- Work to do:
Restate the listing that follows word for word, without its pictures.

- Supplied data:
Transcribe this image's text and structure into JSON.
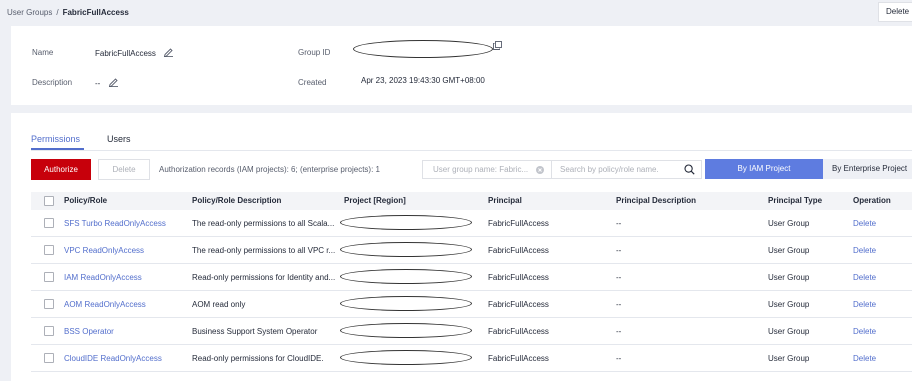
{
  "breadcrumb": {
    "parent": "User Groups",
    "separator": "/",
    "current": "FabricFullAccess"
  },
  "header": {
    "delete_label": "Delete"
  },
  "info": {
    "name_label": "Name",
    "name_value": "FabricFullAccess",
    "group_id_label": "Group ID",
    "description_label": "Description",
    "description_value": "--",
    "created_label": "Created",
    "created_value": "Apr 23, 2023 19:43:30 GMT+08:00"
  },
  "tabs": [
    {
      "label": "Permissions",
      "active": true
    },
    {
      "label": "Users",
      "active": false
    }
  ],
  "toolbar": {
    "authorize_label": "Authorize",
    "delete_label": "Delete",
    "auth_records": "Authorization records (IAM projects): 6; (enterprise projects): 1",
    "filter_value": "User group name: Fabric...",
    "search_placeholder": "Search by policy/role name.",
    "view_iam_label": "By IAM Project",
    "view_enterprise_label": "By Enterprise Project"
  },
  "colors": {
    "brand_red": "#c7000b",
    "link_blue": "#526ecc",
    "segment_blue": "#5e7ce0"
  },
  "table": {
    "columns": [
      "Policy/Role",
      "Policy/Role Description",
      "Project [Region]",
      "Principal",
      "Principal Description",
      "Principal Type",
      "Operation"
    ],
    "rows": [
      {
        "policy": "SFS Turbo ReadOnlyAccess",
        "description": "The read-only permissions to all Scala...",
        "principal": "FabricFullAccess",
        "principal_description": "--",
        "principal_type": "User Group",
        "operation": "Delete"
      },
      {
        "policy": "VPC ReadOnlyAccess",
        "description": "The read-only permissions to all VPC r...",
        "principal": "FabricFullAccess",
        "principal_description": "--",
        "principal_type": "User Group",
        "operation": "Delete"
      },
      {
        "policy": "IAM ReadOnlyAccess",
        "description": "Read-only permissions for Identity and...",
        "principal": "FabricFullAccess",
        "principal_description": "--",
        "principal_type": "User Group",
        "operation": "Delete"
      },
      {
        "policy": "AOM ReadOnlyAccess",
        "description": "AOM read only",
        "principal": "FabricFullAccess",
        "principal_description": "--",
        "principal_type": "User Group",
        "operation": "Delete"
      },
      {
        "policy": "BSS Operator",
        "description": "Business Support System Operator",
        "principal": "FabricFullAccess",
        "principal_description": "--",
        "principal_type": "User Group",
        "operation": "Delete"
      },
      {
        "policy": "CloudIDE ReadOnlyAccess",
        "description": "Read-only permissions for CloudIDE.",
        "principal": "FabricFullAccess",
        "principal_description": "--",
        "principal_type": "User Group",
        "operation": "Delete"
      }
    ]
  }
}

- Result of the exercise:
Transcribe this image's text and structure into JSON.
{
  "breadcrumb": {
    "parent": "User Groups",
    "separator": "/",
    "current": "FabricFullAccess"
  },
  "header": {
    "delete_label": "Delete"
  },
  "info": {
    "name_label": "Name",
    "name_value": "FabricFullAccess",
    "group_id_label": "Group ID",
    "description_label": "Description",
    "description_value": "--",
    "created_label": "Created",
    "created_value": "Apr 23, 2023 19:43:30 GMT+08:00"
  },
  "tabs": [
    {
      "label": "Permissions",
      "active": true
    },
    {
      "label": "Users",
      "active": false
    }
  ],
  "toolbar": {
    "authorize_label": "Authorize",
    "delete_label": "Delete",
    "auth_records": "Authorization records (IAM projects): 6; (enterprise projects): 1",
    "filter_value": "User group name: Fabric...",
    "search_placeholder": "Search by policy/role name.",
    "view_iam_label": "By IAM Project",
    "view_enterprise_label": "By Enterprise Project"
  },
  "colors": {
    "brand_red": "#c7000b",
    "link_blue": "#526ecc",
    "segment_blue": "#5e7ce0"
  },
  "table": {
    "columns": [
      "Policy/Role",
      "Policy/Role Description",
      "Project [Region]",
      "Principal",
      "Principal Description",
      "Principal Type",
      "Operation"
    ],
    "rows": [
      {
        "policy": "SFS Turbo ReadOnlyAccess",
        "description": "The read-only permissions to all Scala...",
        "principal": "FabricFullAccess",
        "principal_description": "--",
        "principal_type": "User Group",
        "operation": "Delete"
      },
      {
        "policy": "VPC ReadOnlyAccess",
        "description": "The read-only permissions to all VPC r...",
        "principal": "FabricFullAccess",
        "principal_description": "--",
        "principal_type": "User Group",
        "operation": "Delete"
      },
      {
        "policy": "IAM ReadOnlyAccess",
        "description": "Read-only permissions for Identity and...",
        "principal": "FabricFullAccess",
        "principal_description": "--",
        "principal_type": "User Group",
        "operation": "Delete"
      },
      {
        "policy": "AOM ReadOnlyAccess",
        "description": "AOM read only",
        "principal": "FabricFullAccess",
        "principal_description": "--",
        "principal_type": "User Group",
        "operation": "Delete"
      },
      {
        "policy": "BSS Operator",
        "description": "Business Support System Operator",
        "principal": "FabricFullAccess",
        "principal_description": "--",
        "principal_type": "User Group",
        "operation": "Delete"
      },
      {
        "policy": "CloudIDE ReadOnlyAccess",
        "description": "Read-only permissions for CloudIDE.",
        "principal": "FabricFullAccess",
        "principal_description": "--",
        "principal_type": "User Group",
        "operation": "Delete"
      }
    ]
  }
}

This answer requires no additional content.